What is being asked: Search the listing below for the string "milione" and show each line that contains it.

Information shown:

______

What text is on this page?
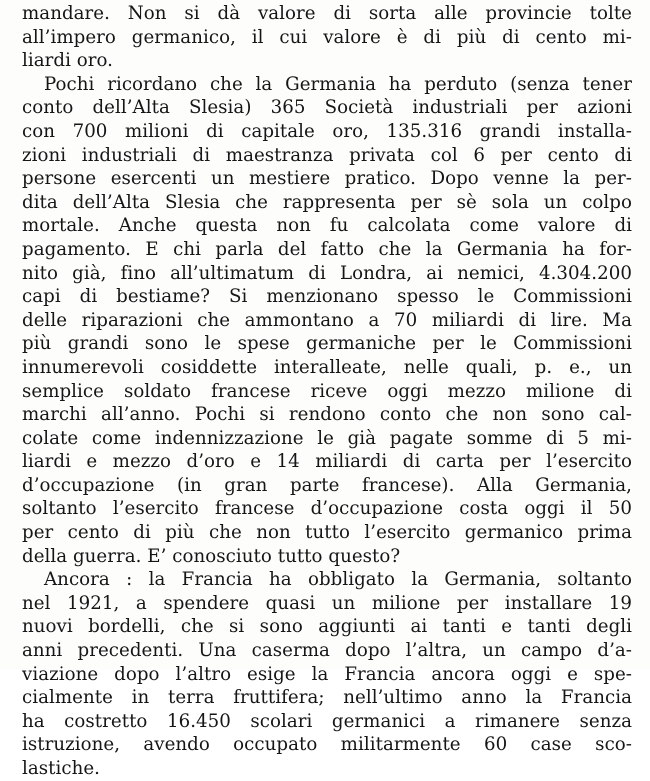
mandare. Non si dà valore di sorta alle provincie tolte
all’impero germanico, il cui valore è di più di cento mi-
liardi oro.

Pochi ricordano che la Germania ha perduto (senza tener
conto dell’Alta Slesia) 365 Società industriali per azioni
con 700 milioni di capitale oro, 135.316 grandi installa-
zioni industriali di maestranza privata col 6 per cento di
persone esercenti un mestiere pratico. Dopo venne la per-
dita dell’Alta Slesia che rappresenta per sè sola un colpo
mortale. Anche questa non fu calcolata come valore di
pagamento. E chi parla del fatto che la Germania ha for-
nito già, fino all’ultimatum di Londra, ai nemici, 4.304.200
capi di bestiame? Si menzionano spesso le Commissioni
delle riparazioni che ammontano a 70 miliardi di lire. Ma
più grandi sono le spese germaniche per le Commissioni
innumerevoli cosiddette interalleate, nelle quali, p. e., un
semplice soldato francese riceve oggi mezzo milione di
marchi all’anno. Pochi si rendono conto che non sono cal-
colate come indennizzazione le già pagate somme di 5 mi-
liardi e mezzo d’oro e 14 miliardi di carta per l’esercito
d’occupazione (in gran parte francese). Alla Germania,
soltanto l’esercito francese d’occupazione costa oggi il 50
per cento di più che non tutto l’esercito germanico prima
della guerra. E’ conosciuto tutto questo?

Ancora : la Francia ha obbligato la Germania, soltanto
nel 1921, a spendere quasi un milione per installare 19
nuovi bordelli, che si sono aggiunti ai tanti e tanti degli
anni precedenti. Una caserma dopo l’altra, un campo d’a-
viazione dopo l’altro esige la Francia ancora oggi e spe-
cialmente in terra fruttifera; nell’ultimo anno la Francia
ha costretto 16.450 scolari germanici a rimanere senza
istruzione, avendo occupato militarmente 60 case sco-
lastiche.
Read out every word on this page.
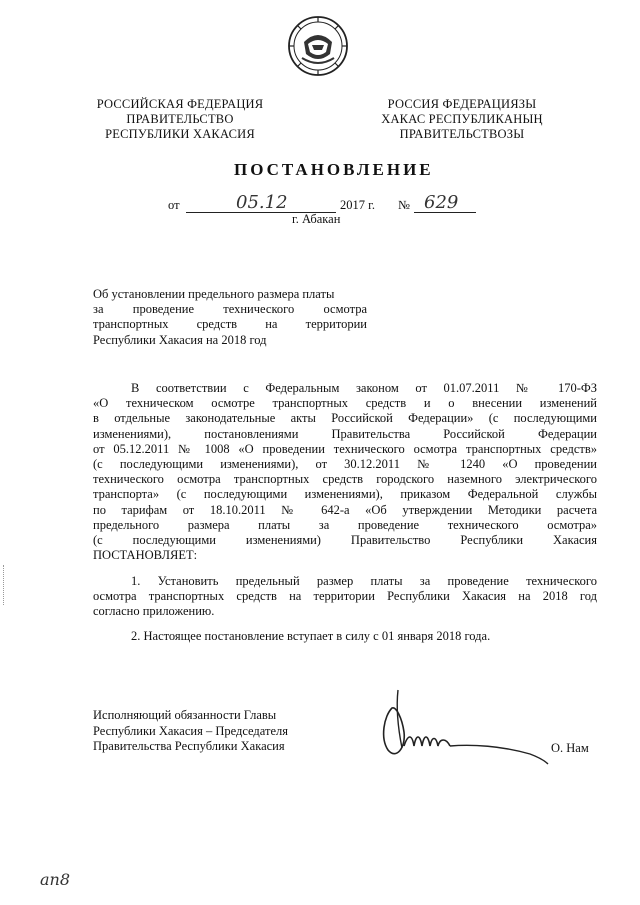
РОССИЙСКАЯ ФЕДЕРАЦИЯ
ПРАВИТЕЛЬСТВО
РЕСПУБЛИКИ ХАКАСИЯ
РОССИЯ ФЕДЕРАЦИЯЗЫ
ХАКАС РЕСПУБЛИКАНЫҢ
ПРАВИТЕЛЬСТВОЗЫ
ПОСТАНОВЛЕНИЕ
от	05.12	2017 г. № 629
г. Абакан
Об установлении предельного размера платы
за проведение технического осмотра
транспортных средств на территории
Республики Хакасия на 2018 год
В соответствии с Федеральным законом от 01.07.2011 № 170-ФЗ
«О техническом осмотре транспортных средств и о внесении изменений
в отдельные законодательные акты Российской Федерации» (с последующими
изменениями), постановлениями Правительства Российской Федерации
от 05.12.2011 № 1008 «О проведении технического осмотра транспортных средств»
(с последующими изменениями), от 30.12.2011 № 1240 «О проведении
технического осмотра транспортных средств городского наземного электрического
транспорта» (с последующими изменениями), приказом Федеральной службы
по тарифам от 18.10.2011 № 642-а «Об утверждении Методики расчета
предельного размера платы за проведение технического осмотра»
(с последующими изменениями) Правительство Республики Хакасия
ПОСТАНОВЛЯЕТ:
1. Установить предельный размер платы за проведение технического
осмотра транспортных средств на территории Республики Хакасия на 2018 год
согласно приложению.
2. Настоящее постановление вступает в силу с 01 января 2018 года.
Исполняющий обязанности Главы
Республики Хакасия – Председателя
Правительства Республики Хакасия	О. Нам
ап8
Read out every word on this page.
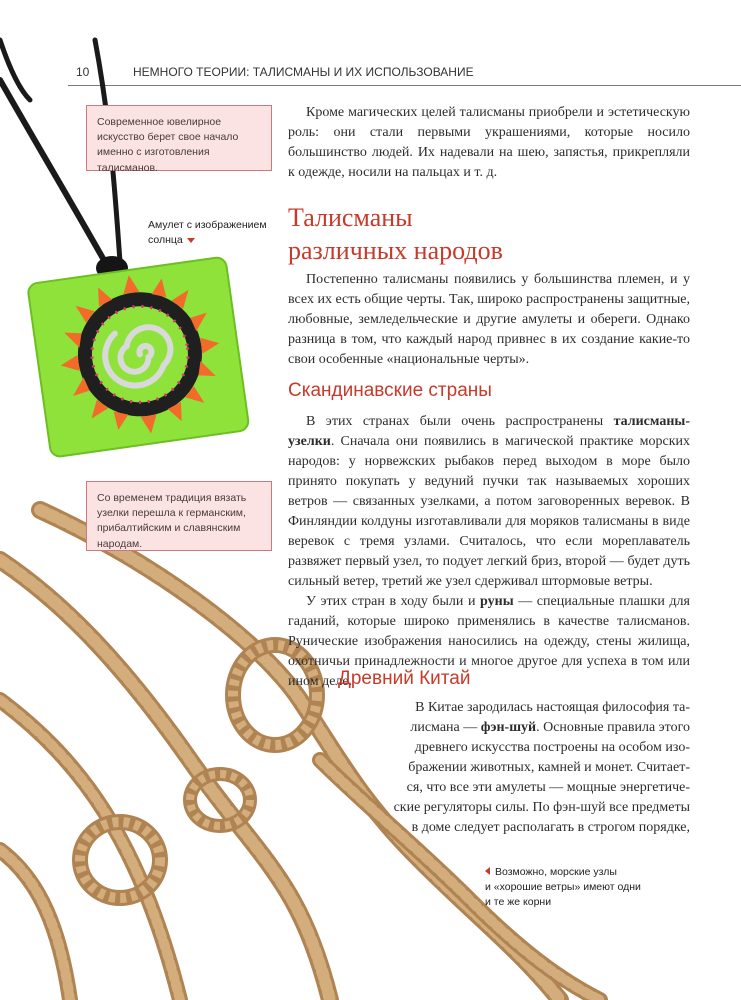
10	НЕМНОГО ТЕОРИИ: ТАЛИСМАНЫ И ИХ ИСПОЛЬЗОВАНИЕ
Современное ювелирное искусство берет свое начало именно с изготовления талисманов.
Амулет с изображением
солнца
Со временем традиция вязать узелки перешла к германским, прибалтийским и славянским народам.

Кроме магических целей талисманы приобрели и эстетическую роль: они стали первыми украшениями, которые носило большинство людей. Их надевали на шею, запястья, прикрепляли к одежде, носили на пальцах и т. д.

Талисманы
различных народов

Постепенно талисманы появились у большинства племен, и у всех их есть общие черты. Так, широко распространены защитные, любовные, земледельческие и другие амулеты и обереги. Однако разница в том, что каждый народ привнес в их создание какие-то свои особенные «национальные черты».

Скандинавские страны

В этих странах были очень распространены талисманы-узелки. Сначала они появились в магической практике морских народов: у норвежских рыбаков перед выходом в море было принято покупать у ведуний пучки так называемых хороших ветров — связанных узелками, а потом заговоренных веревок. В Финляндии колдуны изготавливали для моряков талисманы в виде веревок с тремя узлами. Считалось, что если мореплаватель развяжет первый узел, то подует легкий бриз, второй — будет дуть сильный ветер, третий же узел сдерживал штормовые ветры.

У этих стран в ходу были и руны — специальные плашки для гаданий, которые широко применялись в качестве талисманов. Рунические изображения наносились на одежду, стены жилища, охотничьи принадлежности и многое другое для успеха в том или ином деле.

Древний Китай

В Китае зародилась настоящая философия та-

лисмана — фэн-шуй. Основные правила этого

древнего искусства построены на особом изо-

бражении животных, камней и монет. Считает-

ся, что все эти амулеты — мощные энергетиче-

ские регуляторы силы. По фэн-шуй все предметы

в доме следует располагать в строгом порядке,

Возможно, морские узлы
и «хорошие ветры» имеют одни
и те же корни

______

In response:
semplice soldato francese riceve oggi mezzo milione di
nel 1921, a spendere quasi un milione per installare 19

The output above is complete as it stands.